PROBLEM DETAILS — Report the number of lines containing "columns", with no other words.

PROVIDED DATA —
==*==

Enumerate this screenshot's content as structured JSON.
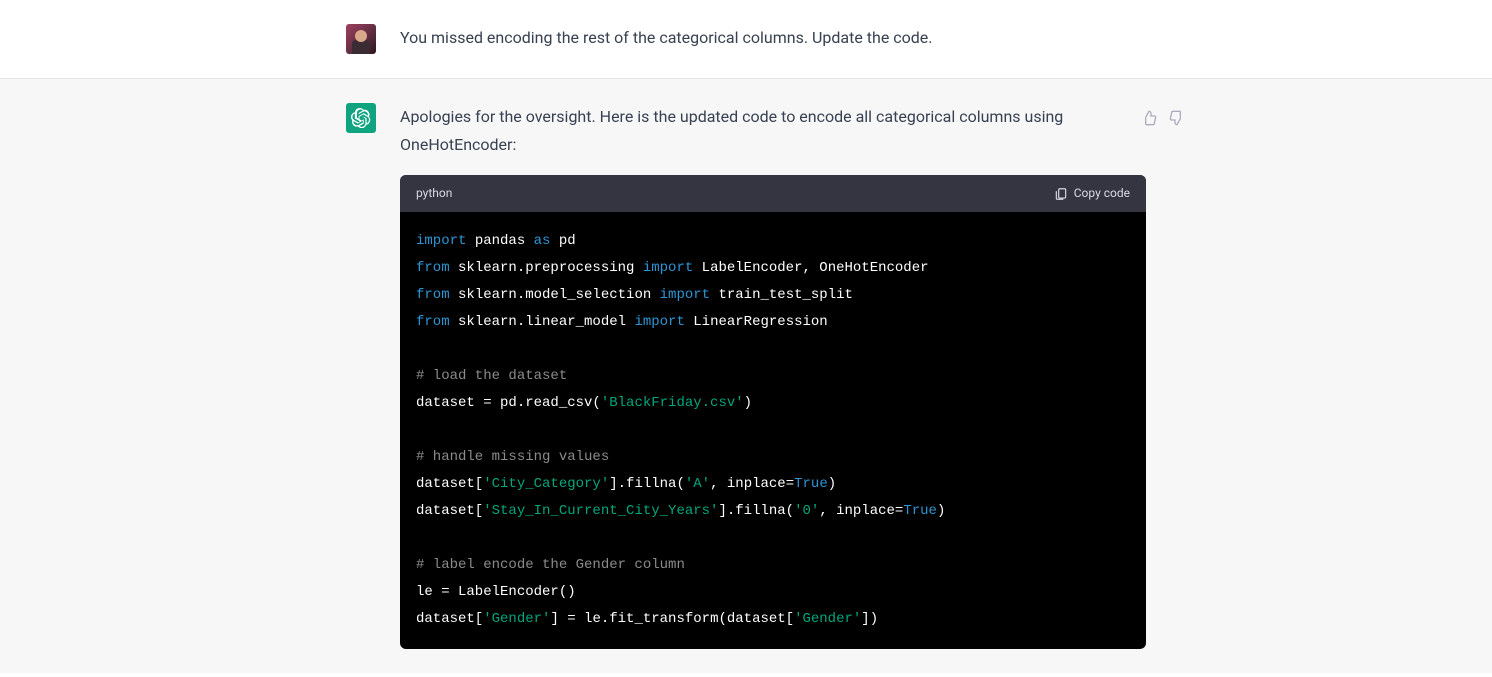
{
  "user_message": "You missed encoding the rest of the categorical columns. Update the code.",
  "assistant_intro": "Apologies for the oversight. Here is the updated code to encode all categorical columns using OneHotEncoder:",
  "code_header": {
    "language": "python",
    "copy_label": "Copy code"
  },
  "code_tokens": [
    [
      {
        "t": "import",
        "c": "kw"
      },
      {
        "t": " pandas ",
        "c": ""
      },
      {
        "t": "as",
        "c": "kw"
      },
      {
        "t": " pd",
        "c": ""
      }
    ],
    [
      {
        "t": "from",
        "c": "kw"
      },
      {
        "t": " sklearn.preprocessing ",
        "c": ""
      },
      {
        "t": "import",
        "c": "kw"
      },
      {
        "t": " LabelEncoder, OneHotEncoder",
        "c": ""
      }
    ],
    [
      {
        "t": "from",
        "c": "kw"
      },
      {
        "t": " sklearn.model_selection ",
        "c": ""
      },
      {
        "t": "import",
        "c": "kw"
      },
      {
        "t": " train_test_split",
        "c": ""
      }
    ],
    [
      {
        "t": "from",
        "c": "kw"
      },
      {
        "t": " sklearn.linear_model ",
        "c": ""
      },
      {
        "t": "import",
        "c": "kw"
      },
      {
        "t": " LinearRegression",
        "c": ""
      }
    ],
    [],
    [
      {
        "t": "# load the dataset",
        "c": "cmt"
      }
    ],
    [
      {
        "t": "dataset = pd.read_csv(",
        "c": ""
      },
      {
        "t": "'BlackFriday.csv'",
        "c": "str"
      },
      {
        "t": ")",
        "c": ""
      }
    ],
    [],
    [
      {
        "t": "# handle missing values",
        "c": "cmt"
      }
    ],
    [
      {
        "t": "dataset[",
        "c": ""
      },
      {
        "t": "'City_Category'",
        "c": "str"
      },
      {
        "t": "].fillna(",
        "c": ""
      },
      {
        "t": "'A'",
        "c": "str"
      },
      {
        "t": ", inplace=",
        "c": ""
      },
      {
        "t": "True",
        "c": "const"
      },
      {
        "t": ")",
        "c": ""
      }
    ],
    [
      {
        "t": "dataset[",
        "c": ""
      },
      {
        "t": "'Stay_In_Current_City_Years'",
        "c": "str"
      },
      {
        "t": "].fillna(",
        "c": ""
      },
      {
        "t": "'0'",
        "c": "str"
      },
      {
        "t": ", inplace=",
        "c": ""
      },
      {
        "t": "True",
        "c": "const"
      },
      {
        "t": ")",
        "c": ""
      }
    ],
    [],
    [
      {
        "t": "# label encode the Gender column",
        "c": "cmt"
      }
    ],
    [
      {
        "t": "le = LabelEncoder()",
        "c": ""
      }
    ],
    [
      {
        "t": "dataset[",
        "c": ""
      },
      {
        "t": "'Gender'",
        "c": "str"
      },
      {
        "t": "] = le.fit_transform(dataset[",
        "c": ""
      },
      {
        "t": "'Gender'",
        "c": "str"
      },
      {
        "t": "])",
        "c": ""
      }
    ]
  ]
}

==*==

TASK RESPONSE — 2